DIRECTIVE —
Copy out all the lines exactly. Omit pictures.

INFORMATION SHOWN —
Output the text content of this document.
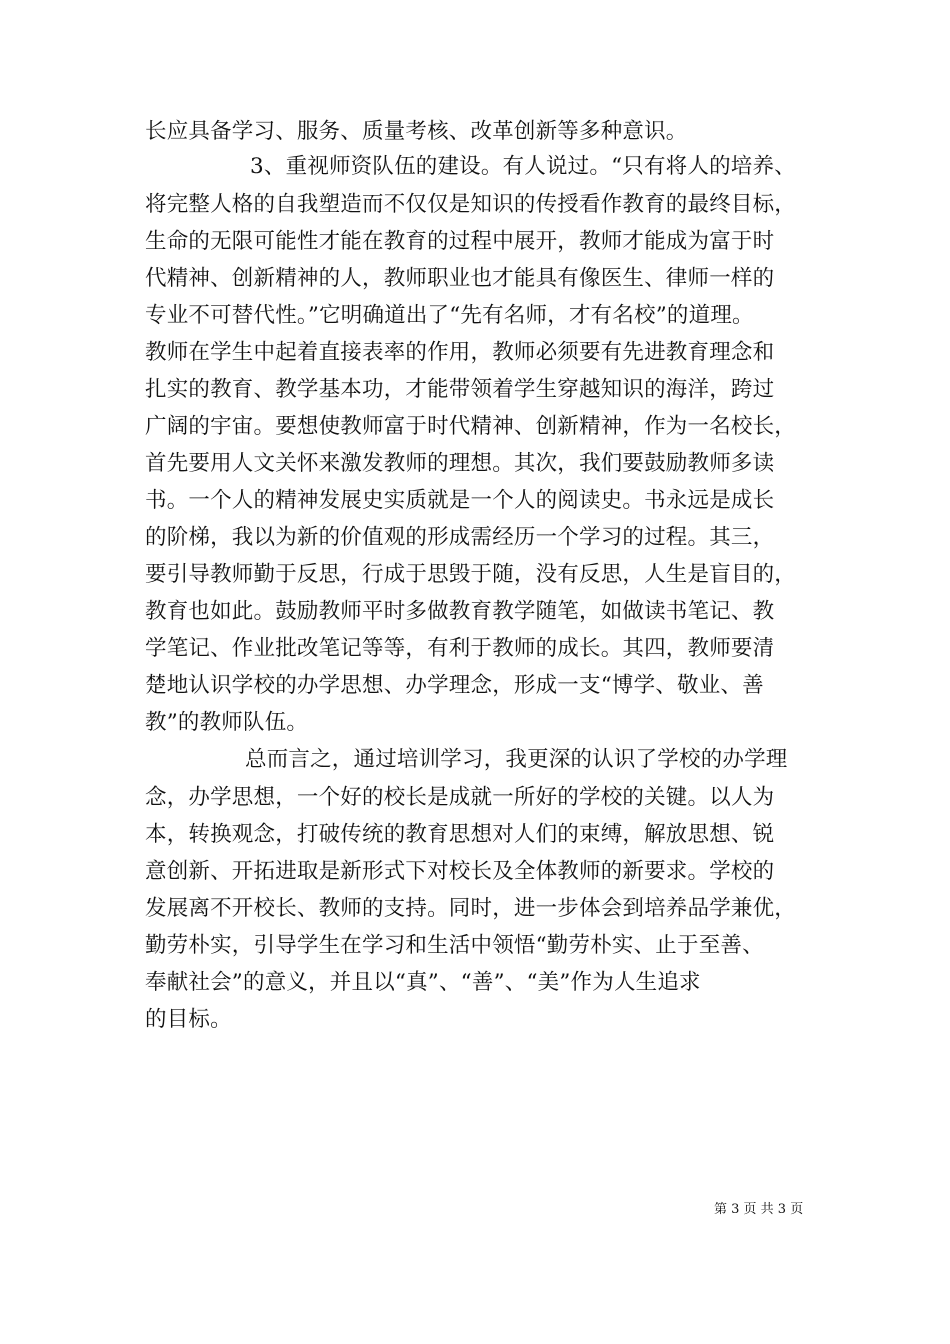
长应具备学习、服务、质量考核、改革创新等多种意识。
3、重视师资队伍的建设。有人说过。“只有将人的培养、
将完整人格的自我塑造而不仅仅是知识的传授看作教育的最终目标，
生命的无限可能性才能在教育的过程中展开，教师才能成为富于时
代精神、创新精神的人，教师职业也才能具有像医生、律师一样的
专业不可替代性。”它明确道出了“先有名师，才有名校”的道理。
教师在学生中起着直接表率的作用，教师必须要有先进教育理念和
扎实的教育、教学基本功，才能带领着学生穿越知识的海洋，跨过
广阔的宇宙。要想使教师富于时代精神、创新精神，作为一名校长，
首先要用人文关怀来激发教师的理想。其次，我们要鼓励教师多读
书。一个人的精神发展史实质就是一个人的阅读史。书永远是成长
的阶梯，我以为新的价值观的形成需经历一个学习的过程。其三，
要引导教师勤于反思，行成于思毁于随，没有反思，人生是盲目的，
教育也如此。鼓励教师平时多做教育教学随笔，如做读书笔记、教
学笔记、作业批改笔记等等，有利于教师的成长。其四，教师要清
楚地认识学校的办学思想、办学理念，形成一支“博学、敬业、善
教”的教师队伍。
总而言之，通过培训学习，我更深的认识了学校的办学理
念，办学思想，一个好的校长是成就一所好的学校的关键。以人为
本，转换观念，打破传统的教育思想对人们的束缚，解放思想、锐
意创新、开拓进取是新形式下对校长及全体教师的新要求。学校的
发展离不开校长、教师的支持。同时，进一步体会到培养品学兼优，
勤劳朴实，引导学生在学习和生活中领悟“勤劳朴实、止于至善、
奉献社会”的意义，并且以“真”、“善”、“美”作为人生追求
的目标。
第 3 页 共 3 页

THE COMPLETED TASK —
Output the text content of this document.
长应具备学习、服务、质量考核、改革创新等多种意识。
3、重视师资队伍的建设。有人说过。“只有将人的培养、
将完整人格的自我塑造而不仅仅是知识的传授看作教育的最终目标，
生命的无限可能性才能在教育的过程中展开，教师才能成为富于时
代精神、创新精神的人，教师职业也才能具有像医生、律师一样的
专业不可替代性。”它明确道出了“先有名师，才有名校”的道理。
教师在学生中起着直接表率的作用，教师必须要有先进教育理念和
扎实的教育、教学基本功，才能带领着学生穿越知识的海洋，跨过
广阔的宇宙。要想使教师富于时代精神、创新精神，作为一名校长，
首先要用人文关怀来激发教师的理想。其次，我们要鼓励教师多读
书。一个人的精神发展史实质就是一个人的阅读史。书永远是成长
的阶梯，我以为新的价值观的形成需经历一个学习的过程。其三，
要引导教师勤于反思，行成于思毁于随，没有反思，人生是盲目的，
教育也如此。鼓励教师平时多做教育教学随笔，如做读书笔记、教
学笔记、作业批改笔记等等，有利于教师的成长。其四，教师要清
楚地认识学校的办学思想、办学理念，形成一支“博学、敬业、善
教”的教师队伍。
总而言之，通过培训学习，我更深的认识了学校的办学理
念，办学思想，一个好的校长是成就一所好的学校的关键。以人为
本，转换观念，打破传统的教育思想对人们的束缚，解放思想、锐
意创新、开拓进取是新形式下对校长及全体教师的新要求。学校的
发展离不开校长、教师的支持。同时，进一步体会到培养品学兼优，
勤劳朴实，引导学生在学习和生活中领悟“勤劳朴实、止于至善、
奉献社会”的意义，并且以“真”、“善”、“美”作为人生追求
的目标。
第 3 页 共 3 页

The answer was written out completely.